TEXTO APRESENTADO:
>>

Depois de sua jornada pela TV na década de 60, o personagem passou por versões meio toscas em quadrinhos - reflexos quase fiéis da série televisiva original - e até retornou há menos tempo como apresentador do absurdo talk show Space Ghost: Coast to Coast. As gerações mais novas o conhecem dessa empreitada maluca, iniciada nos anos 90.
Em 2004, a gigante DC Comics, atual detentora dos direitos do Space Ghost, resolveu retomá-lo como um "produto sério". Com pompa e investimento pesado, lançou uma minissérie bastante caprichada contando a origem do herói. Essa história acaba de ser publicada no Brasil pela Panini em três edições, e ainda pode ser encontrada completa em bancas e lojas especializadas em quadrinhos. Eu só soube da existência dessa reedição do personagem quando do lançamento nacional, mas a impressão inicial foi bem boa.

<<

TAREFAS A REALIZAR:
A – Segundo o texto sobre o Space Ghost, em que ano a DC Comics decidiu retomar o personagem como um "produto sério"?
B – Extraia do texto sobre o Space Ghost, sem nenhuma alteração, o trecho que vai de "Em 2004, a gigante" até "foi bem boa.".
C – Dê continuidade ao texto sobre a minissérie do Space Ghost a partir do ponto em que ele termina.

LINHAS DE DADOS:
>>

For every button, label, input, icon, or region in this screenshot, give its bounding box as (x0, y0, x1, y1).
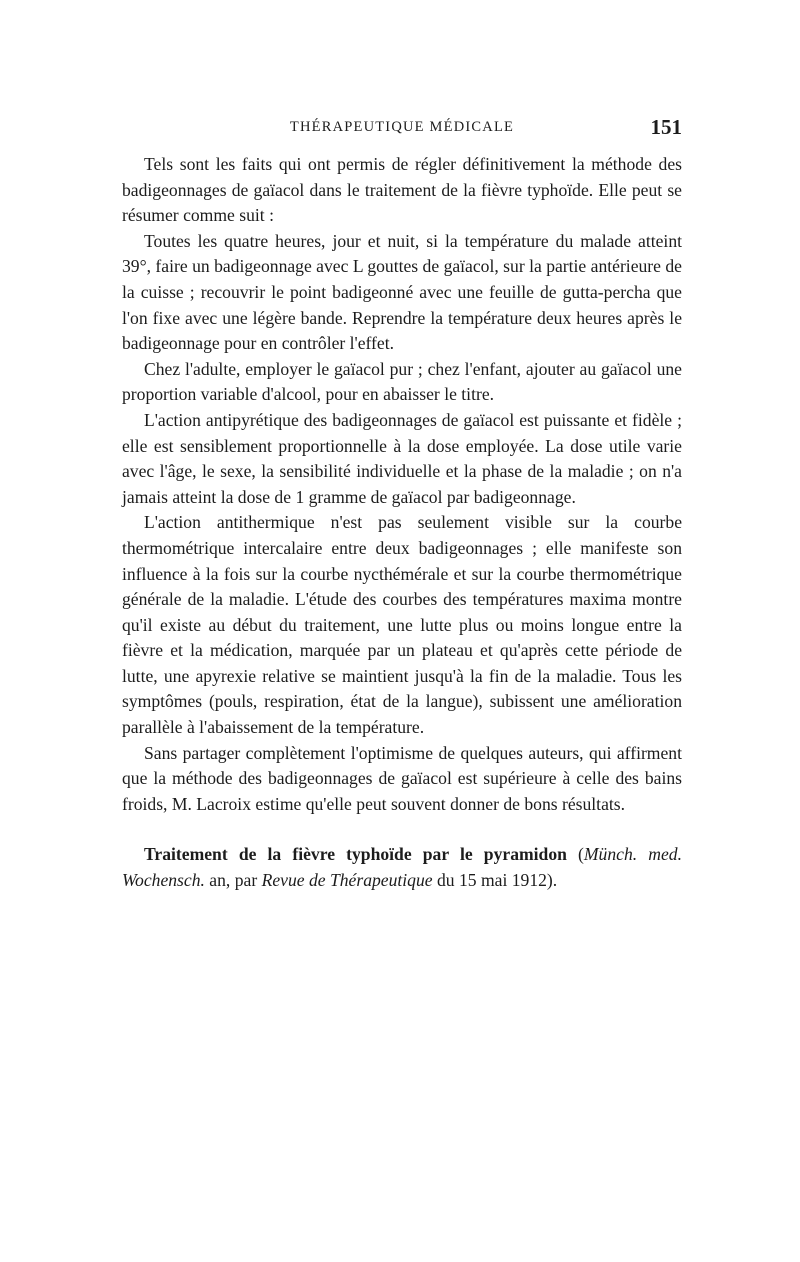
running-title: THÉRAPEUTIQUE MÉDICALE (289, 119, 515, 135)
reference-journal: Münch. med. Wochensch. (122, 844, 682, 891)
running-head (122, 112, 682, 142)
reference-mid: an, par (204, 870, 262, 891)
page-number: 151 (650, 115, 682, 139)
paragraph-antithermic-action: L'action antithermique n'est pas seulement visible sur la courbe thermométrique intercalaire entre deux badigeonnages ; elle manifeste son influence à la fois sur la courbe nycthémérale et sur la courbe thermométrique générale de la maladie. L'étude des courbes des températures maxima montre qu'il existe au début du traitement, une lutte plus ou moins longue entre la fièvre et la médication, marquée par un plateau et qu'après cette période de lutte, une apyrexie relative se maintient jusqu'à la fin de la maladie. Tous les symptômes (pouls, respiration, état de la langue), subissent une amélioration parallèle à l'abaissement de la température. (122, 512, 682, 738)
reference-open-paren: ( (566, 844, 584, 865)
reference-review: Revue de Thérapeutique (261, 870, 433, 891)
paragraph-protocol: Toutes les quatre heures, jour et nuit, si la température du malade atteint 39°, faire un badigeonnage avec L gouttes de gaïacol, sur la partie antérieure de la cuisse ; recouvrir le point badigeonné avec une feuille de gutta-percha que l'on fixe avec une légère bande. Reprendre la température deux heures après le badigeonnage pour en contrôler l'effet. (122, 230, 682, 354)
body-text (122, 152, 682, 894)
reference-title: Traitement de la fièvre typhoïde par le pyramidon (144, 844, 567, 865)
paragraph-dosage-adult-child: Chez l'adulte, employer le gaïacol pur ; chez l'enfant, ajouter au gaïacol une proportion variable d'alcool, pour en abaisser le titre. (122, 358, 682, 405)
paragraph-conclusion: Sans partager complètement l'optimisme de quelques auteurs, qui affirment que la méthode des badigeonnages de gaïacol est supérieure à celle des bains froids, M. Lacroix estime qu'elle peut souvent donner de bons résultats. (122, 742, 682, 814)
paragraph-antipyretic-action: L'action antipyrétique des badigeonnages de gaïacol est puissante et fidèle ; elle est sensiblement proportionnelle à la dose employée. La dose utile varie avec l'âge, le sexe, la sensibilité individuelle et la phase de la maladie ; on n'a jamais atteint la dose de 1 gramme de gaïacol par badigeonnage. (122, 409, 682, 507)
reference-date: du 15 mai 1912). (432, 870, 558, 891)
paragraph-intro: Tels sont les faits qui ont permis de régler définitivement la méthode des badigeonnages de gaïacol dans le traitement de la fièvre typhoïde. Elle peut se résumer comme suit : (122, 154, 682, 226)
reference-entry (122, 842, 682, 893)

<<
>>

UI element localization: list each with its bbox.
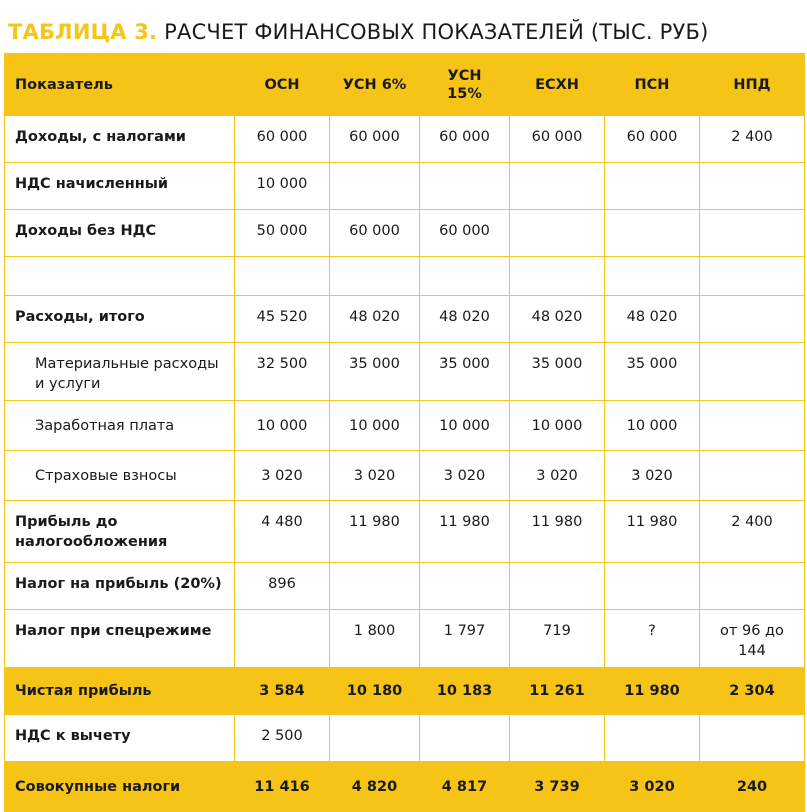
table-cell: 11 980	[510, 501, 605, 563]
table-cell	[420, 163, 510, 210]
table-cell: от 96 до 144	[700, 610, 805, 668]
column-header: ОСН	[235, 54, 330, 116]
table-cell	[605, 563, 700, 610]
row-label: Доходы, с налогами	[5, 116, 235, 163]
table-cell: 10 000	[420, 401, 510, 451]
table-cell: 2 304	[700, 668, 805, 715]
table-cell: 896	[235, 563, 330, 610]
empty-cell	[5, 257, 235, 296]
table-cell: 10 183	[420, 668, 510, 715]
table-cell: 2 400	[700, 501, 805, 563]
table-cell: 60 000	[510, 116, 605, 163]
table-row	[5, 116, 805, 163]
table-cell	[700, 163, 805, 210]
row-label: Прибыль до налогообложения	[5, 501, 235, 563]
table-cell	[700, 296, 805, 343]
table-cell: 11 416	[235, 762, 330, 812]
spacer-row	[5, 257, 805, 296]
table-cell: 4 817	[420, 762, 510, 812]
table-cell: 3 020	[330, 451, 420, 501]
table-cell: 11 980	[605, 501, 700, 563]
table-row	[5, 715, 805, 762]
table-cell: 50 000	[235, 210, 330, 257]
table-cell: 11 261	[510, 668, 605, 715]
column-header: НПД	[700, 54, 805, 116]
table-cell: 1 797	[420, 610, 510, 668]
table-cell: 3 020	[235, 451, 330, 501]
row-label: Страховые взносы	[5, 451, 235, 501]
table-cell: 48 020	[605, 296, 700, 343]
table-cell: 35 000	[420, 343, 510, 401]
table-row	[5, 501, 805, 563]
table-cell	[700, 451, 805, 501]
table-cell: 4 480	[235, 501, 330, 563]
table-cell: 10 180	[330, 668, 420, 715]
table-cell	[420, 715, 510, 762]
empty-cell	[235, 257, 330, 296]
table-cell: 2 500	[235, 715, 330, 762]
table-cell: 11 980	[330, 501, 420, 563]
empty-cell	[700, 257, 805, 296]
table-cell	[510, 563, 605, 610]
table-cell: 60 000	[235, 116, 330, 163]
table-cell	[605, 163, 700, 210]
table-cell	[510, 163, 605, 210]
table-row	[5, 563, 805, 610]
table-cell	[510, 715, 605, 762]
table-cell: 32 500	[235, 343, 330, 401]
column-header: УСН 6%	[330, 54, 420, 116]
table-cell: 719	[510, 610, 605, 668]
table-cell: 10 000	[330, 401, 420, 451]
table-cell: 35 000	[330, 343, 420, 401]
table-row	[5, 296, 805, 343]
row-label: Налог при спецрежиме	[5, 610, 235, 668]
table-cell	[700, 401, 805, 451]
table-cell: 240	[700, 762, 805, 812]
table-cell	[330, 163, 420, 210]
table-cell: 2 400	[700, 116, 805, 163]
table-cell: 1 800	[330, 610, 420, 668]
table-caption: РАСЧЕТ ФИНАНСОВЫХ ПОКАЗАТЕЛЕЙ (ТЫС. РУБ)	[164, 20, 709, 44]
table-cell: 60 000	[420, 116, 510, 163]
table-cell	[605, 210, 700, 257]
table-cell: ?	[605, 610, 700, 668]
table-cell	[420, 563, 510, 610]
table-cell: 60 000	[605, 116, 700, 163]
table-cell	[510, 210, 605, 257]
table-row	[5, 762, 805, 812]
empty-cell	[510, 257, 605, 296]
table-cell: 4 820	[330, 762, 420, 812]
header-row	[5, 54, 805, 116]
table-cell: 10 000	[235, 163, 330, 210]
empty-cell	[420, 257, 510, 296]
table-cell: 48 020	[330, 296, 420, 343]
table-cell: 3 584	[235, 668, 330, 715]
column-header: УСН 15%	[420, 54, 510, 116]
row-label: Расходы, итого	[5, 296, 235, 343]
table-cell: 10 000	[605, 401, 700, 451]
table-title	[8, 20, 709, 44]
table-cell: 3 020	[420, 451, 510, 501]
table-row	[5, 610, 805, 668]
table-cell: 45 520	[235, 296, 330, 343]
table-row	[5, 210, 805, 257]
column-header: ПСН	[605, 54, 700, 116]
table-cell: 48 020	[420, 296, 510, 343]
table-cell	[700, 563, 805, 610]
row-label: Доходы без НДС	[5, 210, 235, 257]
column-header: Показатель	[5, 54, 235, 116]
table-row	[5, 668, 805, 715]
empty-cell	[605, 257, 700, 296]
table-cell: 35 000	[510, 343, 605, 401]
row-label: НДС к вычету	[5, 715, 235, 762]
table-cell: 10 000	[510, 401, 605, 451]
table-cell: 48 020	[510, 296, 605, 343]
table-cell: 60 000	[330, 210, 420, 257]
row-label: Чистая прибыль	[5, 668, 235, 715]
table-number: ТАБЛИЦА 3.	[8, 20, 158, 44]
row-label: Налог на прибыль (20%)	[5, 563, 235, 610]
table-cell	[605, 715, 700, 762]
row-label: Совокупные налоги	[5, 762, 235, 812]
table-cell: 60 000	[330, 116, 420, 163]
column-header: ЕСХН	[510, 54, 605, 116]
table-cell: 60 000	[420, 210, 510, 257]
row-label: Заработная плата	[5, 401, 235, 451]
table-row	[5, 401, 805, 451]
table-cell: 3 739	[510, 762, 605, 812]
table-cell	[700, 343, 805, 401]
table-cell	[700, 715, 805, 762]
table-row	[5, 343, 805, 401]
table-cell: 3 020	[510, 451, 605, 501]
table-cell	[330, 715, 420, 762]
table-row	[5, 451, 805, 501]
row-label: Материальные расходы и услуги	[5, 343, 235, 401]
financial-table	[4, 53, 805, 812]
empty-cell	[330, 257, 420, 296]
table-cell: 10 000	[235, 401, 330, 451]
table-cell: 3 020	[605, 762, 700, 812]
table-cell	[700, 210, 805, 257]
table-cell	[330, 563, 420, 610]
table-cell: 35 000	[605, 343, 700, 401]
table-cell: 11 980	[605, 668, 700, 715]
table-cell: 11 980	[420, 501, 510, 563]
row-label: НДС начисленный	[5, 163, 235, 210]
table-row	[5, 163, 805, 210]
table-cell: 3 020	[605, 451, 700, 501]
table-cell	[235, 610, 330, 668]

<<
>>

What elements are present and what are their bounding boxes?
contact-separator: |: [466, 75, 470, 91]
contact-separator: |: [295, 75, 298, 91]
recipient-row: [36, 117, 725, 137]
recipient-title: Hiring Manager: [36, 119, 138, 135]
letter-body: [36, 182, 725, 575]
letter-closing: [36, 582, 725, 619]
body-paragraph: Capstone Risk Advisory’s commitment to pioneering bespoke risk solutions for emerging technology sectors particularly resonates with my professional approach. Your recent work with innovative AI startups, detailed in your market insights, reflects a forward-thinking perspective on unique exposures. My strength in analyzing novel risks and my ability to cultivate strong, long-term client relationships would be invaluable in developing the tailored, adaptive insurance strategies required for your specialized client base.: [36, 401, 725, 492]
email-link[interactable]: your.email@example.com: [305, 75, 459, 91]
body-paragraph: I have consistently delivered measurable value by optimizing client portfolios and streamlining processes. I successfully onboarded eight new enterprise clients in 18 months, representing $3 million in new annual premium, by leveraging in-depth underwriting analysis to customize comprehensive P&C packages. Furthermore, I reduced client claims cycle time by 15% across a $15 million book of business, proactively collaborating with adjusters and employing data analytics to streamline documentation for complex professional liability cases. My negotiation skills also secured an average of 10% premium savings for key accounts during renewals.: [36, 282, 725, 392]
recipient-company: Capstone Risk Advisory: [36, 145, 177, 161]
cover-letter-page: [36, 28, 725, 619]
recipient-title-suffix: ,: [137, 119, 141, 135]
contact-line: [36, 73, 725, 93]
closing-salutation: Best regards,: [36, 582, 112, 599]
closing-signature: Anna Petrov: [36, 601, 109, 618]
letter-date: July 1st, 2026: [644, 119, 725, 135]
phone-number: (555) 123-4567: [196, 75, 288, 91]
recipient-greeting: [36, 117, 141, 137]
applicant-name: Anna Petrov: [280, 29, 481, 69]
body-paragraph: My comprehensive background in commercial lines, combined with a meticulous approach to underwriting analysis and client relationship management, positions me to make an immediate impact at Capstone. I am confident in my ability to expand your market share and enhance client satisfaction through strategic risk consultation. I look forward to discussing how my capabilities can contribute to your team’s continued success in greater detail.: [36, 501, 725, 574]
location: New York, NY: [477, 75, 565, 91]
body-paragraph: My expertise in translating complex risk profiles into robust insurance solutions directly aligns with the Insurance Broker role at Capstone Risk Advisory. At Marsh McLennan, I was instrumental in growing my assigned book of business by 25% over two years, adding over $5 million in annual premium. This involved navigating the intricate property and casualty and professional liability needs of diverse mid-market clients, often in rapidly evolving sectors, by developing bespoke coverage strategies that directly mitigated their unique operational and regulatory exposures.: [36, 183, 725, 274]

<<

RESPOSTAS APRESENTADAS:
A – Em 2004.

B –
Em 2004, a gigante DC Comics, atual detentora dos direitos do Space Ghost, resolveu retomá-lo como um "produto sério". Com pompa e investimento pesado, lançou uma minissérie bastante caprichada contando a origem do herói. Essa história acaba de ser publicada no Brasil pela Panini em três edições, e ainda pode ser encontrada completa em bancas e lojas especializadas em quadrinhos. Eu só soube da existência dessa reedição do personagem quando do lançamento nacional, mas a impressão inicial foi bem boa.

C –
O resultado pode ser visto como algo que lembra bastante a Metal Hurlant (ou sua versão americana, a Heavy Metal), não apenas no visual, mas também no que se refere a um universo ficcional ao extremo, forçosamente fora de qualquer aspecto da nossa realidade. Só que o escritor Kelly tomou cuidado para sempre tangenciar a narrativa americana clássica de super-heróis, adicionando ainda, por sua conta, um alto teor pulp - mistério, sombras, muito drama e uma pitadinha maniqueísta (vilões maus paca, heróis idealistas) - e os disparates característicos do gênero space opera, que permite usar com mais liberdade algumas situações imponderáveis na ficção científica séria.
De começo, é meio difícil enxergar o personagem numa história em quadrinhos. À medida que se vai lendo, fica mais aceitável dentro daquela proposta meio louca e francamente divertida. Até o louva-deus gigante Zorak aparece como grande vilão, numa caracterização bem interessante e próxima daquela dos alienígenas de Independence Day. É tudo meio estranho porque a gente naturalmente se pergunta: "O que pretende a DC? Incorporar Space Ghost à companhia de Batman, Super-Homem ou, quem sabe, Adam Strange?"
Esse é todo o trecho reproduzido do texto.